ICANN Mulling Multilingual URLs

← Back to Stories (view on slashdot.org)

ICANN Mulling Multilingual URLs

Posted by ryuzaki0 on Thursday October 11, 2007 @07:12AM from the so-many-ways-to-say-google dept.

griffjon writes "The Washington Post is reporting that ICANN is testing out fully multilingual domain names. These won't just be [non-western-language].com, but would have TLDs translated into other scripts, fixing annoyances for non-English speaking audiences. An example: 'Speakers of Hebrew, Arabic and any other language written from right to left must type half of the URL in one direction and the other half — the .com, .net or .org postscript — the opposite way.' Let's hope it goes better this time around: 'Next week's experiments use the domain name "example.test" translated into 11 languages. A previous model, however, used "hippopotamus" instead of "test." These plans went awry when an Israeli registrar realized the Hebrew word ICANN thought meant "hippopotamus" was an expletive and threatened to involve the Israeli government.'"

5 of 213 comments (clear)

Min score:

Reason:

Sort:

Seriously by El+Lobo · 2007-10-11 07:22 · Score: 3, Interesting

Seriously, multilingual domain names are a pain (for the whole humanity). Visiting japan, last year, I saw a lot of servers using japanish simplified language on it. As a foreigner, I hadn't the minimal idea about what the site was (without clicking on ot). Clicking on it didn't help either. Yes, a lot of japanese have the same problem with english domain names, but adding multilanguage names adds more complexity to the whole thing. I would like to see the face of a chinese guy trying to decrypt some URL using ukranian characters... or... trying to write it on his japanese keyboard...

> Objectives
• A. In the ICANN thread, how many languages is "example.test" translated into for next week's experiments?
• B. Set down the part of the ICANN thread starting with "Seriously, multilingual domain" and going on through "his japanese keyboard...".
• C. Extend the ICANN thread on multilingual domain names past its last sentence.
You won't need any of the records.

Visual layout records
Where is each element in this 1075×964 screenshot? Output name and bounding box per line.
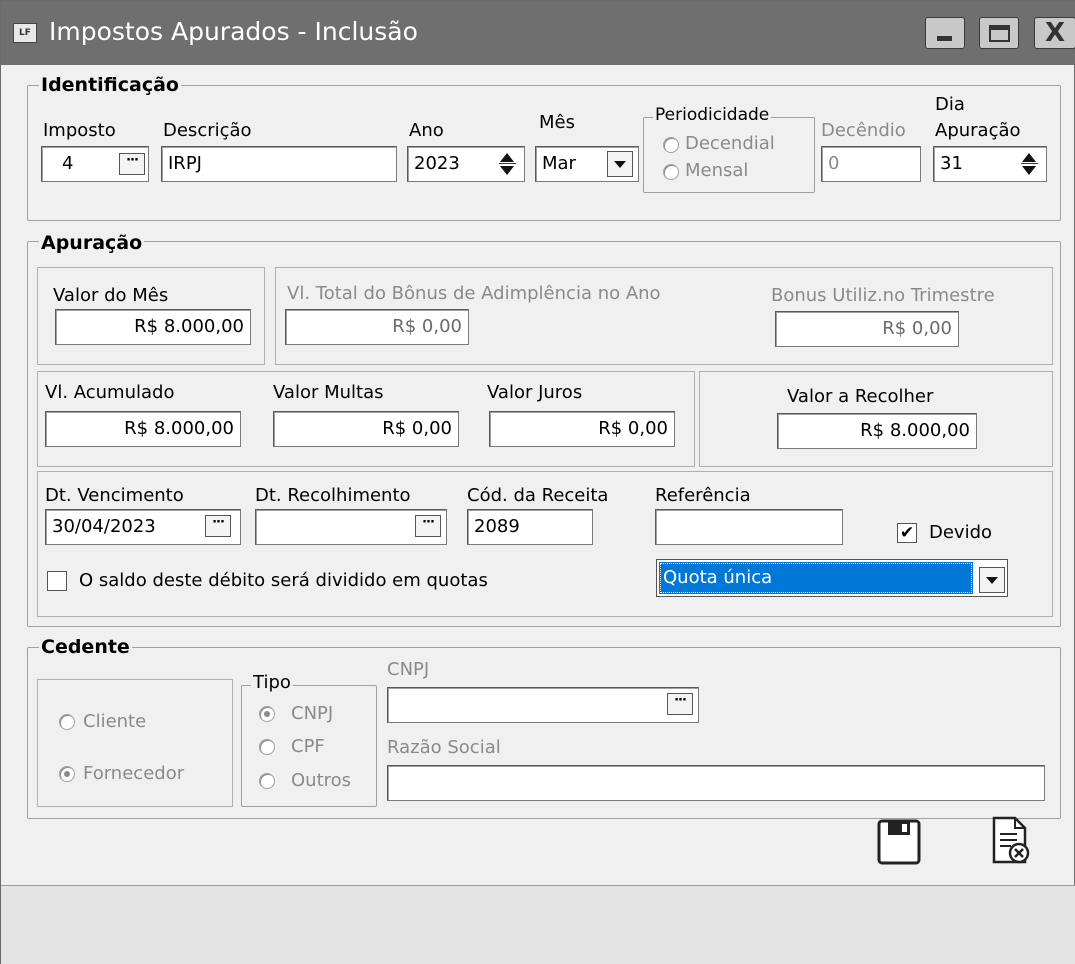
multas-field[interactable]: R$ 0,00 [273,411,459,447]
cedente-legend: Cedente [39,636,132,658]
decendio-field[interactable]: 0 [821,146,921,182]
floppy-disk-icon[interactable] [877,819,921,865]
cnpj-radio[interactable] [259,706,275,722]
chevron-down-icon [614,161,626,168]
mes-label: Mês [539,112,575,133]
multas-label: Valor Multas [273,382,384,403]
dia-spinner[interactable] [1019,149,1041,179]
bonus-total-label: Vl. Total do Bônus de Adimplência no Ano [287,283,661,304]
cpf-radio[interactable] [259,739,275,755]
tipo-legend: Tipo [251,672,293,693]
acumulado-label: Vl. Acumulado [45,382,175,403]
identificacao-legend: Identificação [39,74,181,96]
cliente-label: Cliente [83,711,147,732]
outros-radio[interactable] [259,773,275,789]
cnpj-label: CNPJ [387,659,430,680]
bonus-total-field[interactable]: R$ 0,00 [285,309,469,345]
window-title: Impostos Apurados - Inclusão [49,17,418,46]
spin-down-icon [1022,166,1036,175]
close-icon: X [1045,18,1066,48]
mensal-label: Mensal [685,160,749,181]
acumulado-field[interactable]: R$ 8.000,00 [45,411,241,447]
quotas-label: O saldo deste débito será dividido em qu… [79,570,488,591]
ano-spinner[interactable] [497,149,519,179]
cliente-radio[interactable] [59,714,75,730]
spin-up-icon [1022,153,1036,162]
receita-label: Cód. da Receita [467,485,609,506]
quota-select-value: Quota única [659,562,973,594]
recolher-label: Valor a Recolher [787,386,934,407]
apuracao-dia-label: Apuração [935,120,1021,141]
maximize-icon [989,25,1010,42]
quotas-checkbox[interactable] [47,571,67,591]
valor-mes-label: Valor do Mês [53,285,169,306]
outros-option-label: Outros [291,770,352,791]
cnpj-lookup-button[interactable]: ··· [667,693,693,715]
descricao-field[interactable]: IRPJ [161,146,397,182]
periodicidade-legend: Periodicidade [653,105,772,125]
minimize-button[interactable] [925,17,965,49]
minimize-icon [937,36,952,41]
referencia-field[interactable] [655,509,843,545]
mes-dropdown-button[interactable] [607,151,633,177]
vencimento-date-button[interactable]: ··· [205,515,231,537]
window: LF Impostos Apurados - Inclusão X Identi… [0,0,1075,964]
bonus-utiliz-label: Bonus Utiliz.no Trimestre [771,285,995,306]
app-logo-icon: LF [13,23,37,43]
cnpj-field[interactable] [387,687,699,723]
descricao-label: Descrição [163,120,252,141]
footer-toolbar [1,885,1075,964]
vencimento-label: Dt. Vencimento [45,485,184,506]
maximize-button[interactable] [979,17,1019,49]
razao-label: Razão Social [387,737,501,758]
imposto-value: 4 [62,153,74,174]
quota-dropdown-button[interactable] [979,567,1005,593]
devido-checkbox[interactable]: ✔ [897,523,917,543]
chevron-down-icon [986,577,998,584]
razao-field[interactable] [387,765,1045,801]
ano-label: Ano [409,120,444,141]
decendial-label: Decendial [685,133,775,154]
document-cancel-icon[interactable] [991,816,1031,866]
fornecedor-label: Fornecedor [83,763,185,784]
spin-up-icon [500,153,514,162]
receita-field[interactable]: 2089 [467,509,593,545]
recolher-field[interactable]: R$ 8.000,00 [777,413,977,449]
cpf-option-label: CPF [291,736,325,757]
recolhimento-date-button[interactable]: ··· [415,515,441,537]
juros-field[interactable]: R$ 0,00 [489,411,675,447]
close-button[interactable]: X [1034,17,1075,49]
fornecedor-radio[interactable] [59,766,75,782]
recolhimento-label: Dt. Recolhimento [255,485,411,506]
dia-label: Dia [935,94,965,115]
mensal-radio[interactable] [663,164,679,180]
devido-label: Devido [929,522,993,543]
valor-mes-field[interactable]: R$ 8.000,00 [55,309,251,345]
imposto-label: Imposto [43,120,116,141]
cnpj-option-label: CNPJ [291,703,334,724]
referencia-label: Referência [655,485,751,506]
title-bar[interactable]: LF Impostos Apurados - Inclusão X [1,1,1075,65]
bonus-utiliz-field[interactable]: R$ 0,00 [775,311,959,347]
spin-down-icon [500,166,514,175]
juros-label: Valor Juros [487,382,583,403]
cliente-panel [37,679,233,807]
decendio-label: Decêndio [821,120,906,141]
imposto-lookup-button[interactable]: ··· [119,153,145,175]
quota-select[interactable]: Quota única [656,559,1008,597]
apuracao-legend: Apuração [39,232,145,254]
decendial-radio[interactable] [663,137,679,153]
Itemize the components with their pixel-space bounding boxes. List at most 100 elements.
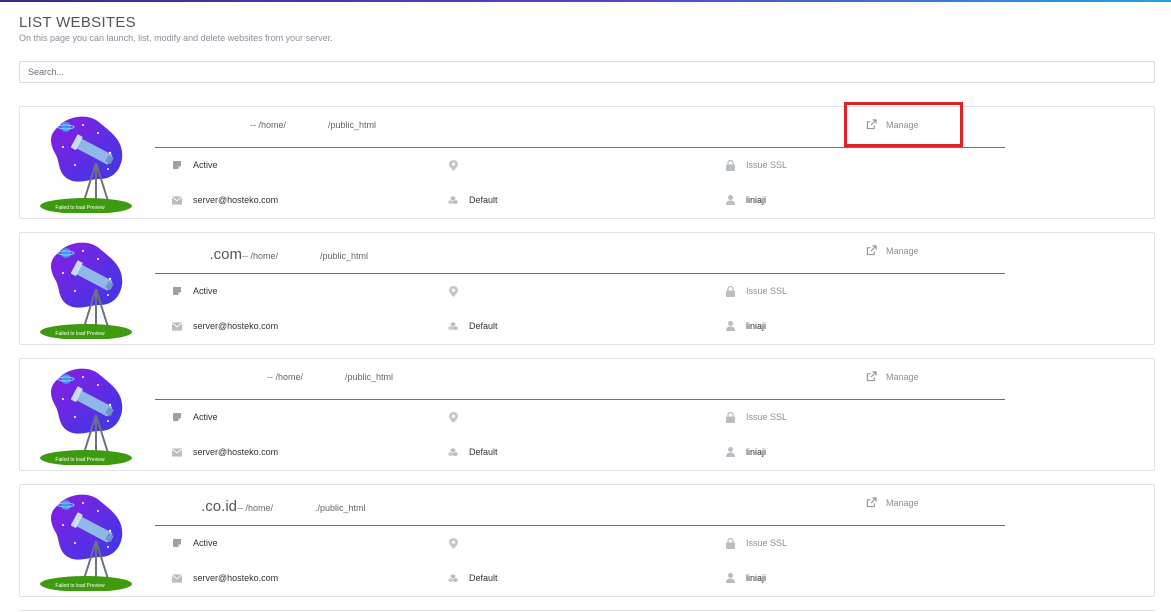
cubes-icon <box>448 447 458 457</box>
website-title: -- /home/ /public_html <box>155 120 376 140</box>
envelope-icon <box>172 573 182 583</box>
location-pin-icon <box>448 159 458 171</box>
status-value: Active <box>193 538 218 548</box>
owner-field: liniaji <box>725 195 766 205</box>
owner-field: liniaji <box>725 447 766 457</box>
user-icon <box>725 321 735 331</box>
website-card: Failed to load Preview -- /home/ /public… <box>19 106 1155 219</box>
website-path-prefix: -- /home/ <box>267 372 304 382</box>
card-divider <box>155 399 1005 400</box>
user-icon <box>725 447 735 457</box>
status-icon <box>172 538 182 548</box>
ssl-field[interactable]: Issue SSL <box>725 411 788 423</box>
status-field: Active <box>172 286 218 296</box>
location-pin-icon <box>448 285 458 297</box>
website-path-suffix: ./public_html <box>315 503 366 513</box>
website-card: Failed to load Preview -- /home/ /public… <box>19 358 1155 471</box>
email-value: server@hosteko.com <box>193 195 279 205</box>
cubes-icon <box>448 573 458 583</box>
status-value: Active <box>193 412 218 422</box>
email-field: server@hosteko.com <box>172 573 278 583</box>
status-field: Active <box>172 538 218 548</box>
external-link-icon <box>866 371 877 382</box>
package-value: Default <box>469 321 498 331</box>
lock-icon <box>725 537 735 549</box>
email-value: server@hosteko.com <box>193 573 279 583</box>
manage-button[interactable]: Manage <box>866 119 919 130</box>
envelope-icon <box>172 447 182 457</box>
card-divider <box>155 147 1005 148</box>
issue-ssl-link: Issue SSL <box>746 286 788 296</box>
owner-value: liniaji <box>746 195 767 205</box>
website-title: .com -- /home/ /public_html <box>155 246 368 266</box>
external-link-icon <box>866 119 877 130</box>
envelope-icon <box>172 321 182 331</box>
ip-field <box>448 285 469 297</box>
status-value: Active <box>193 160 218 170</box>
package-field: Default <box>448 447 498 457</box>
external-link-icon <box>866 497 877 508</box>
user-icon <box>725 195 735 205</box>
website-path-prefix: -- /home/ <box>250 120 287 130</box>
external-link-icon <box>866 245 877 256</box>
ssl-field[interactable]: Issue SSL <box>725 537 787 549</box>
ip-field <box>448 411 469 423</box>
lock-icon <box>725 159 735 171</box>
website-path-prefix: -- /home/ <box>237 503 274 513</box>
preview-failed-label: Failed to load Preview <box>55 457 105 463</box>
manage-button[interactable]: Manage <box>866 245 919 256</box>
location-pin-icon <box>448 537 458 549</box>
status-icon <box>172 160 182 170</box>
owner-field: liniaji <box>725 573 766 583</box>
status-field: Active <box>172 160 218 170</box>
page-subtitle: On this page you can launch, list, modif… <box>19 33 333 43</box>
preview-failed-label: Failed to load Preview <box>55 205 105 211</box>
lock-icon <box>725 411 735 423</box>
package-value: Default <box>469 447 498 457</box>
planet-icon <box>61 500 71 510</box>
website-domain[interactable]: .com <box>155 246 242 263</box>
website-path-suffix: /public_html <box>320 251 369 261</box>
issue-ssl-link: Issue SSL <box>746 412 788 422</box>
package-field: Default <box>448 195 498 205</box>
owner-value: liniaji <box>746 321 767 331</box>
top-accent-bar <box>0 0 1171 2</box>
card-divider <box>155 273 1005 274</box>
envelope-icon <box>172 195 182 205</box>
status-icon <box>172 286 182 296</box>
ssl-field[interactable]: Issue SSL <box>725 285 788 297</box>
lock-icon <box>725 285 735 297</box>
preview-thumbnail: Failed to load Preview <box>40 242 132 339</box>
preview-failed-label: Failed to load Preview <box>55 331 105 337</box>
owner-value: liniaji <box>746 447 767 457</box>
preview-failed-label: Failed to load Preview <box>55 583 105 589</box>
manage-label: Manage <box>886 371 919 382</box>
ssl-field[interactable]: Issue SSL <box>725 159 787 171</box>
manage-button[interactable]: Manage <box>866 497 919 508</box>
page-title: LIST WEBSITES <box>19 14 136 31</box>
ip-field <box>448 537 469 549</box>
website-domain[interactable]: .co.id <box>155 498 237 515</box>
location-pin-icon <box>448 411 458 423</box>
email-field: server@hosteko.com <box>172 321 278 331</box>
planet-icon <box>61 248 71 258</box>
manage-button[interactable]: Manage <box>866 371 919 382</box>
user-icon <box>725 573 735 583</box>
planet-icon <box>61 374 71 384</box>
preview-thumbnail: Failed to load Preview <box>40 116 132 213</box>
cubes-icon <box>448 195 458 205</box>
email-field: server@hosteko.com <box>172 447 278 457</box>
manage-label: Manage <box>886 497 919 508</box>
search-input[interactable] <box>19 61 1155 83</box>
owner-field: liniaji <box>725 321 766 331</box>
email-value: server@hosteko.com <box>193 447 279 457</box>
package-field: Default <box>448 321 498 331</box>
website-title: -- /home/ /public_html <box>155 372 393 392</box>
status-field: Active <box>172 412 218 422</box>
package-field: Default <box>448 573 498 583</box>
package-value: Default <box>469 195 498 205</box>
email-field: server@hosteko.com <box>172 195 278 205</box>
website-card: Failed to load Preview .com -- /home/ /p… <box>19 232 1155 345</box>
manage-label: Manage <box>886 245 919 256</box>
cubes-icon <box>448 321 458 331</box>
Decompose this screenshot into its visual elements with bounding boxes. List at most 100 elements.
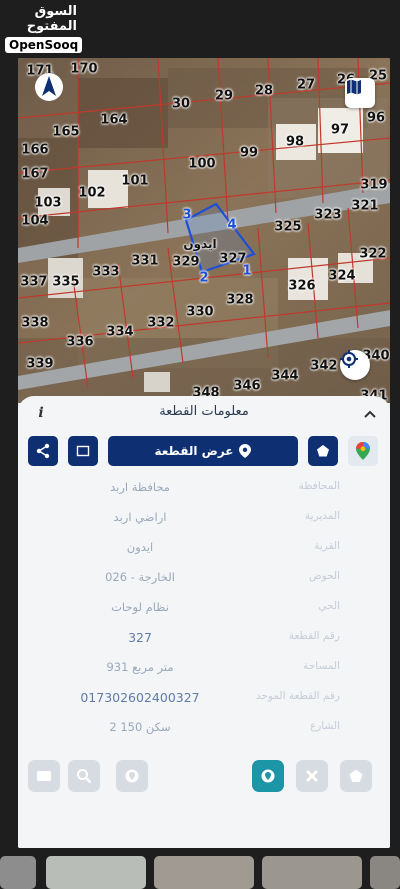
show-parcel-label: عرض القطعة <box>154 444 234 458</box>
parcel-number[interactable]: 103 <box>34 196 61 211</box>
corner-number: 1 <box>242 263 252 279</box>
location-pin-icon <box>239 444 252 458</box>
corner-number: 4 <box>227 217 237 233</box>
parcel-number[interactable]: 28 <box>255 84 273 99</box>
parcel-number[interactable]: 344 <box>271 369 298 384</box>
parcel-number[interactable]: 337 <box>20 275 47 290</box>
locate-me-button[interactable] <box>340 350 370 380</box>
detail-label: رقم القطعة الموحد <box>255 690 340 702</box>
collapse-button[interactable] <box>360 404 380 424</box>
map-graphics <box>18 58 390 403</box>
map-icon <box>347 79 361 95</box>
tool-clear-button[interactable] <box>296 760 328 792</box>
parcel-number[interactable]: 101 <box>121 174 148 189</box>
parcel-number[interactable]: 100 <box>188 157 215 172</box>
thumbnail[interactable] <box>46 856 146 889</box>
chevron-up-icon <box>364 410 376 418</box>
frame-icon <box>76 445 90 457</box>
parcel-number[interactable]: 321 <box>351 199 378 214</box>
close-icon <box>305 769 319 783</box>
parcel-number[interactable]: 329 <box>172 255 199 270</box>
compass-icon <box>35 73 63 101</box>
parcel-number[interactable]: 167 <box>21 167 48 182</box>
parcel-number[interactable]: 333 <box>92 265 119 280</box>
parcel-number[interactable]: 166 <box>21 143 48 158</box>
parcel-number[interactable]: 29 <box>215 89 233 104</box>
tool-layers-button[interactable] <box>28 760 60 792</box>
corner-number: 3 <box>182 207 192 223</box>
landmark-button[interactable] <box>308 436 338 466</box>
parcel-number[interactable]: 99 <box>240 146 258 161</box>
parcel-number[interactable]: 97 <box>331 123 349 138</box>
thumbnail[interactable] <box>0 856 36 889</box>
parcel-number[interactable]: 322 <box>359 247 386 262</box>
thumbnail[interactable] <box>262 856 362 889</box>
thumbnail-strip <box>0 850 400 889</box>
tool-bar <box>18 756 390 796</box>
parcel-number[interactable]: 328 <box>226 293 253 308</box>
compass-button[interactable] <box>34 72 64 102</box>
detail-row: 327 رقم القطعة <box>18 624 390 654</box>
parcel-number[interactable]: 346 <box>233 379 260 394</box>
watermark-english: OpenSooq <box>5 37 83 53</box>
parcel-number[interactable]: 27 <box>297 78 315 93</box>
parcel-info-panel: i معلومات القطعة عرض القطعة محافظة اربد … <box>18 396 390 848</box>
detail-value: محافظة اربد <box>110 480 170 494</box>
google-maps-button[interactable] <box>348 436 378 466</box>
parcel-number[interactable]: 336 <box>66 335 93 350</box>
parcel-number[interactable]: 330 <box>186 305 213 320</box>
parcel-number[interactable]: 325 <box>274 220 301 235</box>
search-icon <box>77 769 92 784</box>
parcel-number[interactable]: 342 <box>310 359 337 374</box>
detail-row: 2 سكن 150 الشارع <box>18 714 390 744</box>
parcel-number[interactable]: 104 <box>21 214 48 229</box>
parcel-number[interactable]: 335 <box>52 275 79 290</box>
pentagon-icon <box>349 769 363 782</box>
parcel-number[interactable]: 319 <box>360 178 387 193</box>
parcel-number[interactable]: 331 <box>131 254 158 269</box>
parcel-number[interactable]: 170 <box>70 62 97 77</box>
tool-location-button[interactable] <box>116 760 148 792</box>
share-icon <box>36 443 50 459</box>
parcel-map[interactable]: 171 170 27 26 25 30 29 28 164 165 97 96 … <box>18 58 390 403</box>
detail-label: رقم القطعة <box>288 630 340 642</box>
pentagon-icon <box>317 445 329 457</box>
detail-row: الخارجة - 026 الحوض <box>18 564 390 594</box>
detail-label: الحوض <box>308 570 340 582</box>
pin-icon <box>125 769 139 783</box>
tool-search-button[interactable] <box>68 760 100 792</box>
parcel-number[interactable]: 338 <box>21 316 48 331</box>
opensooq-watermark: السوق المفتوح OpenSooq <box>5 4 83 53</box>
panel-title: معلومات القطعة <box>159 404 249 419</box>
phone-screen: 171 170 27 26 25 30 29 28 164 165 97 96 … <box>18 58 390 848</box>
detail-row: محافظة اربد المحافظة <box>18 474 390 504</box>
parcel-number[interactable]: 30 <box>172 97 190 112</box>
detail-label: الحي <box>318 600 340 612</box>
open-maps-button[interactable] <box>345 78 375 108</box>
tool-shape-button[interactable] <box>340 760 372 792</box>
parcel-number[interactable]: 164 <box>100 113 127 128</box>
parcel-number[interactable]: 102 <box>78 186 105 201</box>
parcel-number[interactable]: 323 <box>314 208 341 223</box>
bookmark-button[interactable] <box>68 436 98 466</box>
parcel-number[interactable]: 339 <box>26 357 53 372</box>
share-button[interactable] <box>28 436 58 466</box>
parcel-number[interactable]: 165 <box>52 125 79 140</box>
watermark-arabic: السوق المفتوح <box>26 4 77 34</box>
tool-active-pin-button[interactable] <box>252 760 284 792</box>
crosshair-icon <box>340 350 358 368</box>
detail-value: ايدون <box>126 540 154 554</box>
parcel-number[interactable]: 324 <box>328 269 355 284</box>
thumbnail[interactable] <box>370 856 400 889</box>
detail-row: نظام لوحات الحي <box>18 594 390 624</box>
google-maps-pin-icon <box>356 442 370 460</box>
parcel-number[interactable]: 326 <box>288 279 315 294</box>
parcel-number[interactable]: 96 <box>367 111 385 126</box>
parcel-number[interactable]: 98 <box>286 135 304 150</box>
parcel-number[interactable]: 332 <box>147 316 174 331</box>
show-parcel-button[interactable]: عرض القطعة <box>108 436 298 466</box>
thumbnail[interactable] <box>154 856 254 889</box>
parcel-details: محافظة اربد المحافظة اراضي اربد المديرية… <box>18 474 390 744</box>
parcel-number[interactable]: 334 <box>106 325 133 340</box>
detail-label: القرية <box>314 540 340 552</box>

> Solved problems
• A. 11 languages.

• B.
Seriously, multilingual domain names are a pain (for the whole humanity). Visiting japan, last year, I saw a lot of servers using japanish simplified language on it. As a foreigner, I hadn't the minimal idea about what the site was (without clicking on ot). Clicking on it didn't help either. Yes, a lot of japanese have the same problem with english domain names, but adding multilanguage names adds more complexity to the whole thing. I would like to see the face of a chinese guy trying to decrypt some URL using ukranian characters... or... trying to write it on his japanese keyboard...

• C.
--
It's time to realise that Abble's products are the biggest abomination these days. Just say NO to the dumb iAbble way!!
1. Re:Seriously by veganboyjosh · 2007-10-11 07:25 · Score: 2, Interesting
  
  Speaking of Asian (written) languages, don't a lot of them read top to bottom?
  
  How to accommodate those?
Re:Domain name != URL by CastrTroy · 2007-10-11 08:28 · Score: 2, Interesting

Sounds like something that the Canadian government would embrace. There's rules for government websites that the url must be bilingual, so the directory path and file names must be mirrored to create the same structure in both French and English. The loophole in the rules is that you don't have to provide multiple directories and folders where the name isn't linguistic, such as calling your file 1243.html, or ESADOFE.html. So you can either mirror your directory structure in French and English, or have a completely incomprehensible gibberish based directory structure.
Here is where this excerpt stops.